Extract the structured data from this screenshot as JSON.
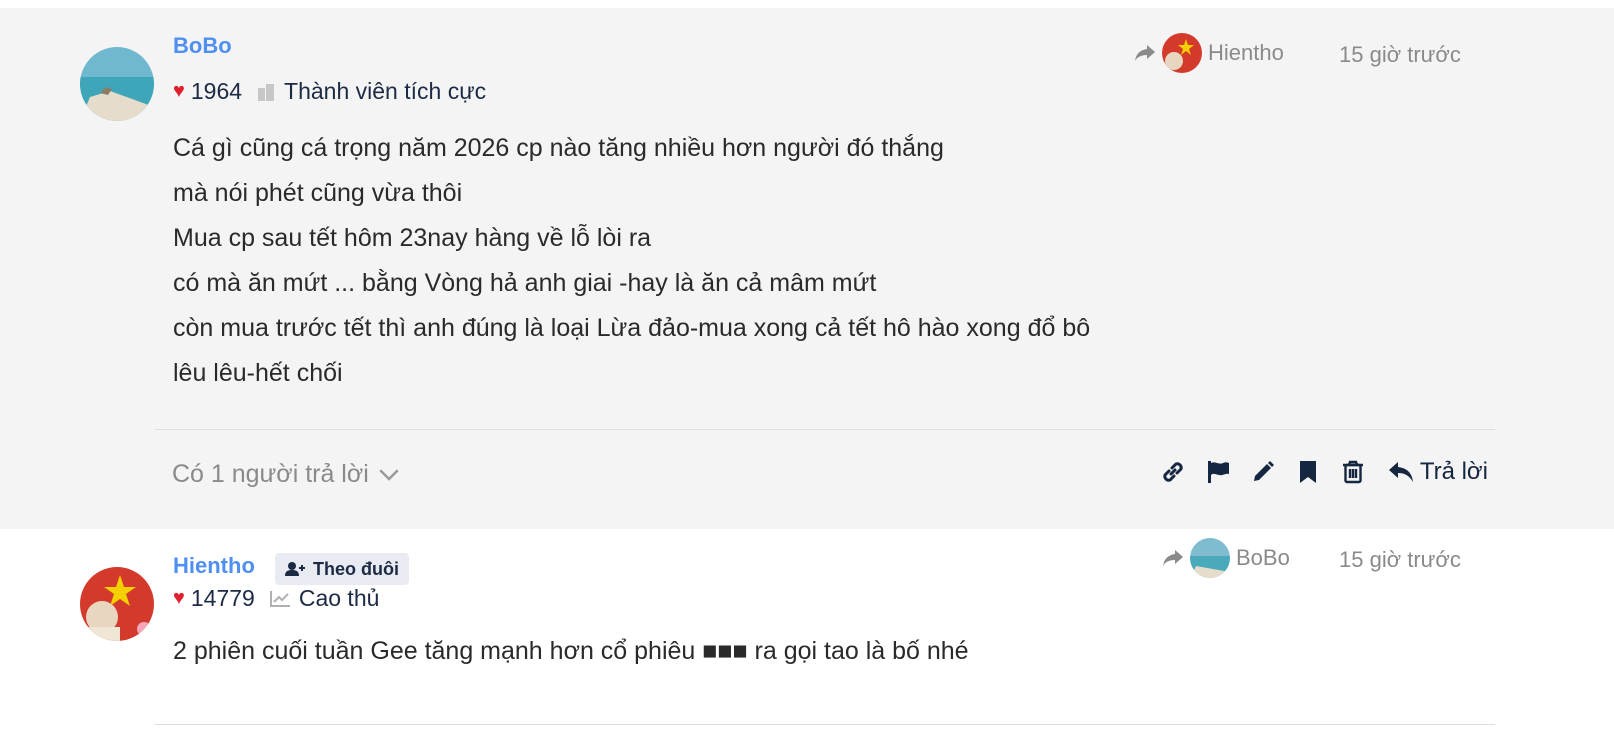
{
  "posts": [
    {
      "author": "BoBo",
      "likes": "1964",
      "rank": "Thành viên tích cực",
      "reply_to": "Hientho",
      "time": "15 giờ trước",
      "lines": [
        "Cá gì cũng cá trọng năm 2026 cp nào tăng nhiều hơn người đó thắng",
        "mà nói phét cũng vừa thôi",
        "Mua cp sau tết hôm 23nay hàng về lỗ lòi ra",
        "có mà ăn mứt ... bằng Vòng hả anh giai -hay là ăn cả mâm mứt",
        "còn mua trước tết thì anh đúng là loại Lừa đảo-mua xong cả tết hô hào xong đổ bô",
        "lêu lêu-hết chối"
      ],
      "replies_count": "Có 1 người trả lời",
      "reply_label": "Trả lời"
    },
    {
      "author": "Hientho",
      "follow_label": "Theo đuôi",
      "likes": "14779",
      "rank": "Cao thủ",
      "reply_to": "BoBo",
      "time": "15 giờ trước",
      "lines": [
        "2 phiên cuối tuần Gee tăng mạnh hơn cổ phiêu ■■■ ra gọi tao là bố nhé"
      ]
    }
  ],
  "icons": {
    "heart": "heart-icon",
    "rank_1": "building-icon",
    "rank_2": "chart-line-icon",
    "share": "share-arrow-icon",
    "actions": [
      "link-icon",
      "flag-icon",
      "pencil-icon",
      "bookmark-icon",
      "trash-icon",
      "reply-icon"
    ],
    "chevron": "chevron-down-icon",
    "follow": "user-plus-icon"
  },
  "colors": {
    "username": "#4f8ff0",
    "heart": "#e0202e",
    "muted": "#8a8a8a",
    "dark": "#152640",
    "post_bg": "#f4f4f4"
  }
}
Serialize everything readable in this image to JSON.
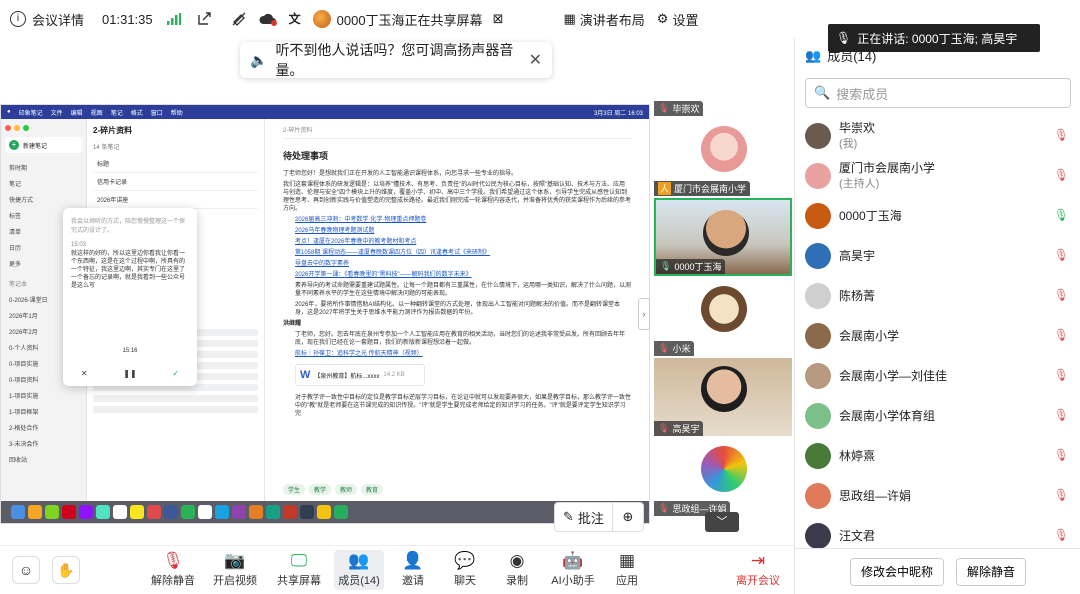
◆ ◆ ◆ ◆ ◆ ◆ ◆
▸ Problem requirements
Exactly reproduce each record, leaving out any pictures.

▸ Exercise response
Extract the structured data from this screenshot as JSON.
{
  "posts": [
    {
      "author": "BoBo",
      "likes": "1964",
      "rank": "Thành viên tích cực",
      "reply_to": "Hientho",
      "time": "15 giờ trước",
      "lines": [
        "Cá gì cũng cá trọng năm 2026 cp nào tăng nhiều hơn người đó thắng",
        "mà nói phét cũng vừa thôi",
        "Mua cp sau tết hôm 23nay hàng về lỗ lòi ra",
        "có mà ăn mứt ... bằng Vòng hả anh giai -hay là ăn cả mâm mứt",
        "còn mua trước tết thì anh đúng là loại Lừa đảo-mua xong cả tết hô hào xong đổ bô",
        "lêu lêu-hết chối"
      ],
      "replies_count": "Có 1 người trả lời",
      "reply_label": "Trả lời"
    },
    {
      "author": "Hientho",
      "follow_label": "Theo đuôi",
      "likes": "14779",
      "rank": "Cao thủ",
      "reply_to": "BoBo",
      "time": "15 giờ trước",
      "lines": [
        "2 phiên cuối tuần Gee tăng mạnh hơn cổ phiêu ■■■ ra gọi tao là bố nhé"
      ]
    }
  ],
  "icons": {
    "heart": "heart-icon",
    "rank_1": "building-icon",
    "rank_2": "chart-line-icon",
    "share": "share-arrow-icon",
    "actions": [
      "link-icon",
      "flag-icon",
      "pencil-icon",
      "bookmark-icon",
      "trash-icon",
      "reply-icon"
    ],
    "chevron": "chevron-down-icon",
    "follow": "user-plus-icon"
  },
  "colors": {
    "username": "#4f8ff0",
    "heart": "#e0202e",
    "muted": "#8a8a8a",
    "dark": "#152640",
    "post_bg": "#f4f4f4"
  }
}
Serialize everything readable in this image to JSON.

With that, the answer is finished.